── DATASET

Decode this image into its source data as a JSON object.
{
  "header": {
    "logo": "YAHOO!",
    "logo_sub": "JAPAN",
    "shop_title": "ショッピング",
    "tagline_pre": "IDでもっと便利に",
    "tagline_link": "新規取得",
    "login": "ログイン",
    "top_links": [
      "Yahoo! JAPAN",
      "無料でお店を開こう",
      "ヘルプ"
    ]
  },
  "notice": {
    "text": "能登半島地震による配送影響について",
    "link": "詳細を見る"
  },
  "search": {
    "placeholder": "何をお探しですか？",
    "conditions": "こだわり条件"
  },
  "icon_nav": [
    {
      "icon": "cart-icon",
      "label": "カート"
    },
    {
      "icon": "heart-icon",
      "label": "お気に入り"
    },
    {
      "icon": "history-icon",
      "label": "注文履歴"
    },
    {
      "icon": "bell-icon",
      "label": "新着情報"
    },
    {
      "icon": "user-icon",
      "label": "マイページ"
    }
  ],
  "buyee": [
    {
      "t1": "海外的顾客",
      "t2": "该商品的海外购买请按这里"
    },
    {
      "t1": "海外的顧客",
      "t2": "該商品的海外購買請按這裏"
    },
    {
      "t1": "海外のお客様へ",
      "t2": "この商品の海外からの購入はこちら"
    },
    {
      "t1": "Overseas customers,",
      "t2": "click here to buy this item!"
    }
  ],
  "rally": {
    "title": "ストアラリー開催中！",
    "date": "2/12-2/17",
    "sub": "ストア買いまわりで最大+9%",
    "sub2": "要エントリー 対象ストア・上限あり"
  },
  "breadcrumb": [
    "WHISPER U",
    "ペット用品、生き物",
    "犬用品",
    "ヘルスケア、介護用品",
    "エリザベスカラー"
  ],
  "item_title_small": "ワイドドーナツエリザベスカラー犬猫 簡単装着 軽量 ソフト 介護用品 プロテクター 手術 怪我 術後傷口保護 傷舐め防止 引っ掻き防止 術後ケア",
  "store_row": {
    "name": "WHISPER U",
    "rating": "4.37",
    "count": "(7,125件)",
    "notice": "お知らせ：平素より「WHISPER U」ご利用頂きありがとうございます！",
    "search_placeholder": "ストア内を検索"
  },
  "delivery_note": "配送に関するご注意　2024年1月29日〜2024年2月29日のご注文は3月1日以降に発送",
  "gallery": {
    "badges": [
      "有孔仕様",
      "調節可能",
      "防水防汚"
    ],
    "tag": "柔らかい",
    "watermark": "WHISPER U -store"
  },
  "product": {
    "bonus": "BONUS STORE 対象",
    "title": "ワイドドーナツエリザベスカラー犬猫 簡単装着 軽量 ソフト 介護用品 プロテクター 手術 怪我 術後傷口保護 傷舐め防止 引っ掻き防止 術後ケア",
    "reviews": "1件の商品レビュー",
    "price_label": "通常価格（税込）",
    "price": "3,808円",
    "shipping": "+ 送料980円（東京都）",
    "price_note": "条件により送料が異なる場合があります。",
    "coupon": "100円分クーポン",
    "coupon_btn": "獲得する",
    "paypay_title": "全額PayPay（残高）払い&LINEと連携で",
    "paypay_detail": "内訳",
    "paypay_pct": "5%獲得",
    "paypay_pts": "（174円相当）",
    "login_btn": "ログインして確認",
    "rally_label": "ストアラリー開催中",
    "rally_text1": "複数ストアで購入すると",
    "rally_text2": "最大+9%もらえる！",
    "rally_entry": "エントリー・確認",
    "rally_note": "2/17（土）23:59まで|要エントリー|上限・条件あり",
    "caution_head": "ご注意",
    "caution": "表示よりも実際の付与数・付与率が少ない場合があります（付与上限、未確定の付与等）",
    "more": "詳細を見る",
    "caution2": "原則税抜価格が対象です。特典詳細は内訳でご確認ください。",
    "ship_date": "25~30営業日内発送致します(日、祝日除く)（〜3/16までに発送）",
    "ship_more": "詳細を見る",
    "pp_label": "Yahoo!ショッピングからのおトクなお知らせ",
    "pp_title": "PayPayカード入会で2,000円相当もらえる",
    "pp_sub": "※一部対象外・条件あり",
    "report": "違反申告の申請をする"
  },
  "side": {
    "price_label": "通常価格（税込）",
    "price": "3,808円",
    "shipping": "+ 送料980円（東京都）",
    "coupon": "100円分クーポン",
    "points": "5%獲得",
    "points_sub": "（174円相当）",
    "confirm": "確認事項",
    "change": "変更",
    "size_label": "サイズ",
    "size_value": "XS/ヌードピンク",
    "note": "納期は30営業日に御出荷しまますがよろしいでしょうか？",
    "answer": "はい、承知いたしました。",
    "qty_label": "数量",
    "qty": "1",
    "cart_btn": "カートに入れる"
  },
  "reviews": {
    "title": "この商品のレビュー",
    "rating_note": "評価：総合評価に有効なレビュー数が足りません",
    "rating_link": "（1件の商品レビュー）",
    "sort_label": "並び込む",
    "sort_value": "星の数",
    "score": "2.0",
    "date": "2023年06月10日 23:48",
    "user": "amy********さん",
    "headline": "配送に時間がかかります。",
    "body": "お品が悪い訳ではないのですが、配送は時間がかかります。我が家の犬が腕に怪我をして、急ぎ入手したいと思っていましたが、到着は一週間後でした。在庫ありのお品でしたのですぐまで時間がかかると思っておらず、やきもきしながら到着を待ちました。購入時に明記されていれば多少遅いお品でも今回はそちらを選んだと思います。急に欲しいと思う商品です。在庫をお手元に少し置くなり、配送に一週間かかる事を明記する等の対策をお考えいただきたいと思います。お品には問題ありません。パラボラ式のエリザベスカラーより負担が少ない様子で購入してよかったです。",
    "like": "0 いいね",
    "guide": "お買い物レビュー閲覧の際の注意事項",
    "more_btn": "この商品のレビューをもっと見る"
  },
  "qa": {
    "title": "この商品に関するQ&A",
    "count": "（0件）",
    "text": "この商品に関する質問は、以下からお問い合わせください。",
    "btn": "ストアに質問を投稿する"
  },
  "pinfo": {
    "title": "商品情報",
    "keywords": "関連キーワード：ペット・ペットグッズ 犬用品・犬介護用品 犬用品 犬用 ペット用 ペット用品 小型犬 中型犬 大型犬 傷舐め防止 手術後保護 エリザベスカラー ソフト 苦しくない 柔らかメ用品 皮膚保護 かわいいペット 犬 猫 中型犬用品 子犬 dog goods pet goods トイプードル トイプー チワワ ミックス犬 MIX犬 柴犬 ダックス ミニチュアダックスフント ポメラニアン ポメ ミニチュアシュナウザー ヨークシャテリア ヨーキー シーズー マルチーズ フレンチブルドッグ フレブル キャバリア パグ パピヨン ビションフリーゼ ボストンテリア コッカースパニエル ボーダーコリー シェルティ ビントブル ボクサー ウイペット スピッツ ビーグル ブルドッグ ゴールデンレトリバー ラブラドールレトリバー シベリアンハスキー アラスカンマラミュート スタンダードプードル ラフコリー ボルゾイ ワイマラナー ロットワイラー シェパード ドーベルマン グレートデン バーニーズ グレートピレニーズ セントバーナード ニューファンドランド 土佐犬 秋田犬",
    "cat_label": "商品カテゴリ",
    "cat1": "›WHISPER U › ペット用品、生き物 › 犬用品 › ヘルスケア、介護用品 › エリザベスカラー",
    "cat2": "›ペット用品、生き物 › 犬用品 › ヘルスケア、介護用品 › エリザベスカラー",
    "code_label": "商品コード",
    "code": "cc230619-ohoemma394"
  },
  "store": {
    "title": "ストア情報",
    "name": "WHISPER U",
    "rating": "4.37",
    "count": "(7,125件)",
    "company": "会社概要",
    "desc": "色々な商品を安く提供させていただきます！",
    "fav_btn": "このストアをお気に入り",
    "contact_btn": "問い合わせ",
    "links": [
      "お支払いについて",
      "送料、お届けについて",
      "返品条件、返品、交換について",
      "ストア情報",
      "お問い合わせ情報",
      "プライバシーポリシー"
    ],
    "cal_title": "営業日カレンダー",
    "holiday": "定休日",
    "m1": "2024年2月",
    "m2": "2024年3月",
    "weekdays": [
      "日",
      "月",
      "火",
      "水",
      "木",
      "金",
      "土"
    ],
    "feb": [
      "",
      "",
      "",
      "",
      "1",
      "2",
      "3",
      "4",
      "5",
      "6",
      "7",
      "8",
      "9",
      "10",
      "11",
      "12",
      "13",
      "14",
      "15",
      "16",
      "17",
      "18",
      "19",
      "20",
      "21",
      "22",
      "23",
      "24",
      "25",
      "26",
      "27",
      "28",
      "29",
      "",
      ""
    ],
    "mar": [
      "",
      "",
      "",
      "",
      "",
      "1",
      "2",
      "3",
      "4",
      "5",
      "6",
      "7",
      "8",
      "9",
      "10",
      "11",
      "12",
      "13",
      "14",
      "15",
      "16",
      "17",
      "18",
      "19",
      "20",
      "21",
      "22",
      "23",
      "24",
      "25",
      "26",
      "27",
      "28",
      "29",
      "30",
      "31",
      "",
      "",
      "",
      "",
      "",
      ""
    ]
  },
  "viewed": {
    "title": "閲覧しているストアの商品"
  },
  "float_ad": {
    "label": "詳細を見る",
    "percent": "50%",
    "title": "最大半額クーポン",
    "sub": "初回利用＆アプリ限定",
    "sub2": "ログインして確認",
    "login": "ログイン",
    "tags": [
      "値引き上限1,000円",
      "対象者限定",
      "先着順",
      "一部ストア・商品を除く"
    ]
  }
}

────

▸ **TASK DETAILS**: Go through the entries above and pull out each line with "this" in it.

▸ **TASK ANSWER**:
Decode this image into its source data as a JSON object.
      "t2": "click here to buy this item!"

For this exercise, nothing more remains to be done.